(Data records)
┌────────
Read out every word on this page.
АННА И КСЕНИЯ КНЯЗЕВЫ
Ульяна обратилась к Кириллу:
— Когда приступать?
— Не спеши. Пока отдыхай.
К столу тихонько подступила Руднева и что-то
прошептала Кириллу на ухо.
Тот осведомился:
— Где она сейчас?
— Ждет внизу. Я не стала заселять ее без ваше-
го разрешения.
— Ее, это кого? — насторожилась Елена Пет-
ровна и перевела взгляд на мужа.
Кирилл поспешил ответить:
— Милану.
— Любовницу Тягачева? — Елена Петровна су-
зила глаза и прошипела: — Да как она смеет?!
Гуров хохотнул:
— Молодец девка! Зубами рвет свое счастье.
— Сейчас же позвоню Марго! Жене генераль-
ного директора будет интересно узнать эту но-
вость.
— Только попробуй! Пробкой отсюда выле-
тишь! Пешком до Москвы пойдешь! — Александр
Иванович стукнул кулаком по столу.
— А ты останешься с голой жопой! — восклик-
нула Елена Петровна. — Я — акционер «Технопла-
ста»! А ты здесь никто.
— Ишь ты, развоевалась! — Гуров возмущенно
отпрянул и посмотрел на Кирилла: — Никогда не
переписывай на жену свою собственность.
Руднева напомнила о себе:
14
└────────
• JOB
Identify and extract each line of the listing that contains "Петровна".

• RESULT OF THE TASK
— Любовницу Тягачева? — Елена Петровна су-
нула Елена Петровна. — Я — акционер «Технопла-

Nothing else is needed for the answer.